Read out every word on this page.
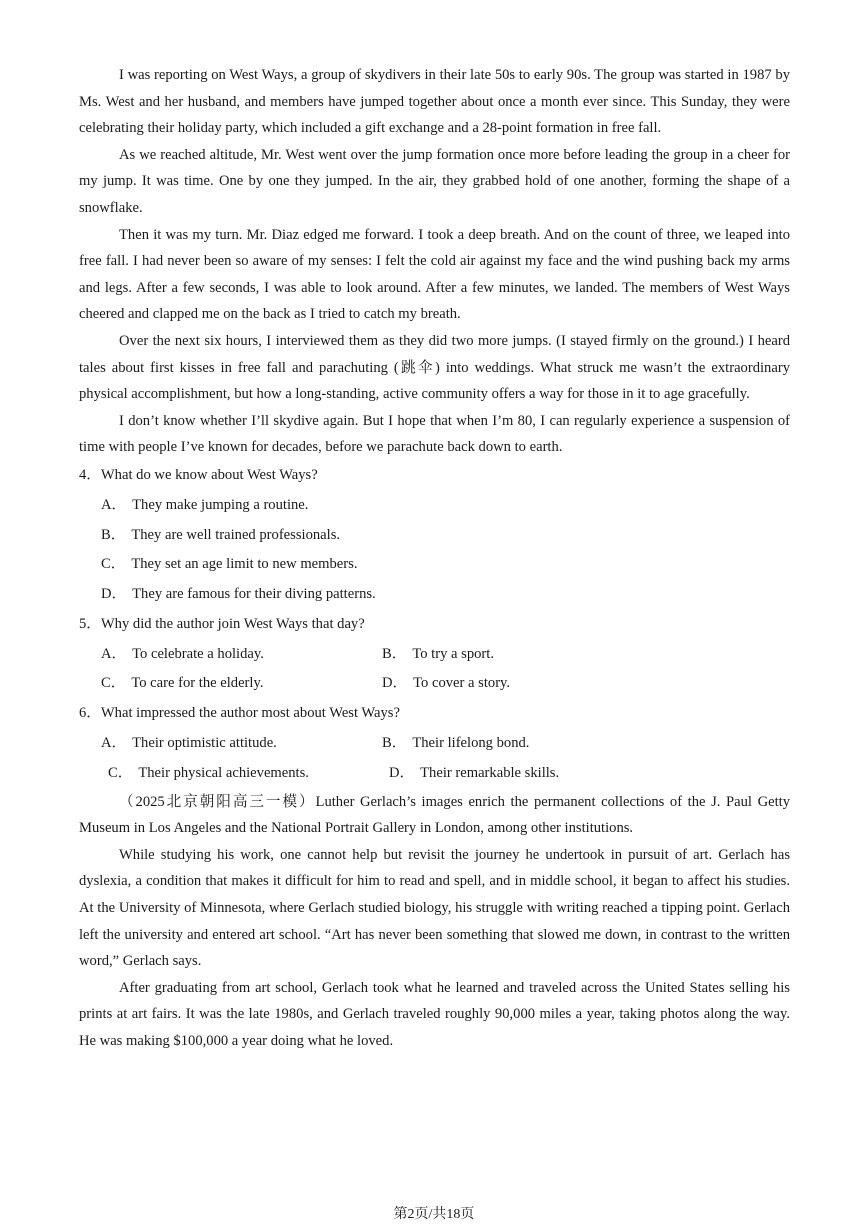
I was reporting on West Ways, a group of skydivers in their late 50s to early 90s. The group was started in 1987 by Ms. West and her husband, and members have jumped together about once a month ever since. This Sunday, they were celebrating their holiday party, which included a gift exchange and a 28-point formation in free fall.

As we reached altitude, Mr. West went over the jump formation once more before leading the group in a cheer for my jump. It was time. One by one they jumped. In the air, they grabbed hold of one another, forming the shape of a snowflake.

Then it was my turn. Mr. Diaz edged me forward. I took a deep breath. And on the count of three, we leaped into free fall. I had never been so aware of my senses: I felt the cold air against my face and the wind pushing back my arms and legs. After a few seconds, I was able to look around. After a few minutes, we landed. The members of West Ways cheered and clapped me on the back as I tried to catch my breath.

Over the next six hours, I interviewed them as they did two more jumps. (I stayed firmly on the ground.) I heard tales about first kisses in free fall and parachuting (跳伞) into weddings. What struck me wasn’t the extraordinary physical accomplishment, but how a long-standing, active community offers a way for those in it to age gracefully.

I don’t know whether I’ll skydive again. But I hope that when I’m 80, I can regularly experience a suspension of time with people I’ve known for decades, before we parachute back down to earth.

4．What do we know about West Ways?
A． They make jumping a routine.
B． They are well trained professionals.
C． They set an age limit to new members.
D． They are famous for their diving patterns.
5．Why did the author join West Ways that day?
A． To celebrate a holiday.	B． To try a sport.
C． To care for the elderly.	D． To cover a story.
6．What impressed the author most about West Ways?
A． Their optimistic attitude.	B． Their lifelong bond.
C． Their physical achievements.	D． Their remarkable skills.

（2025北京朝阳高三一模）Luther Gerlach’s images enrich the permanent collections of the J. Paul Getty Museum in Los Angeles and the National Portrait Gallery in London, among other institutions.

While studying his work, one cannot help but revisit the journey he undertook in pursuit of art. Gerlach has dyslexia, a condition that makes it difficult for him to read and spell, and in middle school, it began to affect his studies. At the University of Minnesota, where Gerlach studied biology, his struggle with writing reached a tipping point. Gerlach left the university and entered art school. “Art has never been something that slowed me down, in contrast to the written word,” Gerlach says.

After graduating from art school, Gerlach took what he learned and traveled across the United States selling his prints at art fairs. It was the late 1980s, and Gerlach traveled roughly 90,000 miles a year, taking photos along the way. He was making $100,000 a year doing what he loved.

第2页/共18页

****************

WRITTEN TASK: Return each line of the data, keeping its wording exact and omitting pictures.

WRITTEN RESPONSE:
Read out every word on this page.
I was reporting on West Ways, a group of skydivers in their late 50s to early 90s. The group was started in 1987 by Ms. West and her husband, and members have jumped together about once a month ever since. This Sunday, they were celebrating their holiday party, which included a gift exchange and a 28-point formation in free fall.

As we reached altitude, Mr. West went over the jump formation once more before leading the group in a cheer for my jump. It was time. One by one they jumped. In the air, they grabbed hold of one another, forming the shape of a snowflake.

Then it was my turn. Mr. Diaz edged me forward. I took a deep breath. And on the count of three, we leaped into free fall. I had never been so aware of my senses: I felt the cold air against my face and the wind pushing back my arms and legs. After a few seconds, I was able to look around. After a few minutes, we landed. The members of West Ways cheered and clapped me on the back as I tried to catch my breath.

Over the next six hours, I interviewed them as they did two more jumps. (I stayed firmly on the ground.) I heard tales about first kisses in free fall and parachuting (跳伞) into weddings. What struck me wasn’t the extraordinary physical accomplishment, but how a long-standing, active community offers a way for those in it to age gracefully.

I don’t know whether I’ll skydive again. But I hope that when I’m 80, I can regularly experience a suspension of time with people I’ve known for decades, before we parachute back down to earth.

4．What do we know about West Ways?
A． They make jumping a routine.
B． They are well trained professionals.
C． They set an age limit to new members.
D． They are famous for their diving patterns.
5．Why did the author join West Ways that day?
A． To celebrate a holiday.	B． To try a sport.
C． To care for the elderly.	D． To cover a story.
6．What impressed the author most about West Ways?
A． Their optimistic attitude.	B． Their lifelong bond.
C． Their physical achievements.	D． Their remarkable skills.

（2025北京朝阳高三一模）Luther Gerlach’s images enrich the permanent collections of the J. Paul Getty Museum in Los Angeles and the National Portrait Gallery in London, among other institutions.

While studying his work, one cannot help but revisit the journey he undertook in pursuit of art. Gerlach has dyslexia, a condition that makes it difficult for him to read and spell, and in middle school, it began to affect his studies. At the University of Minnesota, where Gerlach studied biology, his struggle with writing reached a tipping point. Gerlach left the university and entered art school. “Art has never been something that slowed me down, in contrast to the written word,” Gerlach says.

After graduating from art school, Gerlach took what he learned and traveled across the United States selling his prints at art fairs. It was the late 1980s, and Gerlach traveled roughly 90,000 miles a year, taking photos along the way. He was making $100,000 a year doing what he loved.

第2页/共18页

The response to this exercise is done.